─── Seitenauszug ───
§ 104 BetrVG

"Betriebsstörer" raus?

Es ist Aufgabe des Betriebsrats die Interessen jedes Arbeitnehmers zu vertreten - auch wenn er nicht immer alles gut findet, was einzelne Arbeitnehmer tun!

Wollte ein Betriebsrat sich anmaßen, das Verhalten eines Arbeitnehmers "moralisch" zu bewerten (z.B. Arbeitseinsatz, menschlicher Umgang, politische Meinung, Diebstahl), ehe er sich entscheidet, dessen Interessen (mehr oder weniger nachdrücklich) zu vertreten, würde er immer wieder vor schwierigen Fragen stehen:
  • Sollen wir einer Entlassung wegen Diebstahl zustimmen? Von welcher Größenordnung an?
  • Sollen wir einer Versetzung zustimmen, weil auch wir den Betroffenen für einen "faulen Hund" halten?
Oder eben auch:
  • Sollen wir die Entlassung eines Arbeitnehmers verlangen, weil dieser durch rassistisches Gerede für Unruhe sorgt?
Noch einmal:
Es ist Aufgabe des Betriebsrats die Interessen jedes Arbeitnehmers zu vertreten - auch wenn er nicht immer alles gut findet, was einzelne Arbeitnehmer tun!
───
• [Aufgabenstellung A]
Nennen Sie alle Beispiele, die der Seitenauszug in Klammern für ein Verhalten aufzählt, das ein Betriebsrat „moralisch“ bewerten könnte.
• [Aufgabenstellung B]
Beantworten Sie anhand des Seitenauszugs die folgenden Fragen:
(i) Welcher Paragraph steht über dem Text?
(ii) Mit welchem Ausdruck wird in der Frage zur Versetzung der Betroffene bezeichnet?
(iii) Wodurch sorgt der Arbeitnehmer in der Frage zur verlangten Entlassung für Unruhe?
• [Aufgabenstellung C]
Übertragen Sie aus dem Seitenauszug wortgetreu alles von "Wollte ein Betriebsrat" bis hinunter zu "welcher Größenordnung an?".
─── Gezeigte Zeilen ───
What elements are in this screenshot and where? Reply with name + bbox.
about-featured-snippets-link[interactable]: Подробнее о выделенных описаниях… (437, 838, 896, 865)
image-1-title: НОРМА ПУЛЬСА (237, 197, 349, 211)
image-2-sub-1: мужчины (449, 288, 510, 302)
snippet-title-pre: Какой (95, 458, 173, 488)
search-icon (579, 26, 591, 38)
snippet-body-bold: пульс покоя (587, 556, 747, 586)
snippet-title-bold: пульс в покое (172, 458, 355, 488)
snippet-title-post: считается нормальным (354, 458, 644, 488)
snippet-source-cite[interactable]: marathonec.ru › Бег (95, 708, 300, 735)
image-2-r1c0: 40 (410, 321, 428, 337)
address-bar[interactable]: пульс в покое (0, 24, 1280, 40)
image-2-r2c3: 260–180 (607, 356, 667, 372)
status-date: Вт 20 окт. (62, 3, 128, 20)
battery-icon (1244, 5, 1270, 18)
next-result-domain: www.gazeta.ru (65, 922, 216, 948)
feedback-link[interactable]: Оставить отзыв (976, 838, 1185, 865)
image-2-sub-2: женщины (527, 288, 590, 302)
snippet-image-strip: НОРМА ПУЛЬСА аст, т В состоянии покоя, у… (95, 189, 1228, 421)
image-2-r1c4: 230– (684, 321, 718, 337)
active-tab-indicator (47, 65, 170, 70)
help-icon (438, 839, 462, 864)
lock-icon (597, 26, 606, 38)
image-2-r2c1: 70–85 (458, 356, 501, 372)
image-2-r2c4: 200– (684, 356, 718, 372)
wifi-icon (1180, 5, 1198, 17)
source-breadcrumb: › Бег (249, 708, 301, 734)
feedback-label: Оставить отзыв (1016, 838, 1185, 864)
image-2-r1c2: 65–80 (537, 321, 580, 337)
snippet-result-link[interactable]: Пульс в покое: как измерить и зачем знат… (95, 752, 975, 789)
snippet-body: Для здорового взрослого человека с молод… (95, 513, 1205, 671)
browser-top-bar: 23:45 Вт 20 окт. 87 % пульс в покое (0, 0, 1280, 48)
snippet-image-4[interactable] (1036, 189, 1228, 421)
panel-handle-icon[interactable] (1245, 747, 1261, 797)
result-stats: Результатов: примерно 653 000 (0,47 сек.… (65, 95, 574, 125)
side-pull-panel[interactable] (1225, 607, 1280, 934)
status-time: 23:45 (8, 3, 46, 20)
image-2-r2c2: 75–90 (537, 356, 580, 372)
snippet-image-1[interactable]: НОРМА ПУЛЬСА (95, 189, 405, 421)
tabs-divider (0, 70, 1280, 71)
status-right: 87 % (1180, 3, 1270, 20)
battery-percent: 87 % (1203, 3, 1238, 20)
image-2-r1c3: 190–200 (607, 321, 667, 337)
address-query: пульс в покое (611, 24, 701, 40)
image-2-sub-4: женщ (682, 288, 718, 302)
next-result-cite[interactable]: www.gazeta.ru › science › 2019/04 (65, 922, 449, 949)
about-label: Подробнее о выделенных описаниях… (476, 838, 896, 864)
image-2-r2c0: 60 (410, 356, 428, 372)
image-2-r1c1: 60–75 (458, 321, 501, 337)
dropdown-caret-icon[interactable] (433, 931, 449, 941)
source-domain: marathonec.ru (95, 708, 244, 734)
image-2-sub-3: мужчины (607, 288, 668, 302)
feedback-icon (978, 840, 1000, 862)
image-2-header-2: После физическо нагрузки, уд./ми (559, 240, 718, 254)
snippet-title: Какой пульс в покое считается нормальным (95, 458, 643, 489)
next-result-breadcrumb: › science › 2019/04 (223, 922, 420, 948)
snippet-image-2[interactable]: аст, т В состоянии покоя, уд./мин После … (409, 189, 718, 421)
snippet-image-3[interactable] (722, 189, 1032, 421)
───
• [Lösung A]
Arbeitseinsatz, menschlicher Umgang, politische Meinung, Diebstahl

• [Lösung B]
(i) § 104 BetrVG
(ii) Als „faulen Hund“
(iii) Durch rassistisches Gerede

• [Lösung C]
Wollte ein Betriebsrat sich anmaßen, das Verhalten eines Arbeitnehmers "moralisch" zu bewerten (z.B. Arbeitseinsatz, menschlicher Umgang, politische Meinung, Diebstahl), ehe er sich entscheidet, dessen Interessen (mehr oder weniger nachdrücklich) zu vertreten, würde er immer wieder vor schwierigen Fragen stehen:
  • Sollen wir einer Entlassung wegen Diebstahl zustimmen? Von welcher Größenordnung an?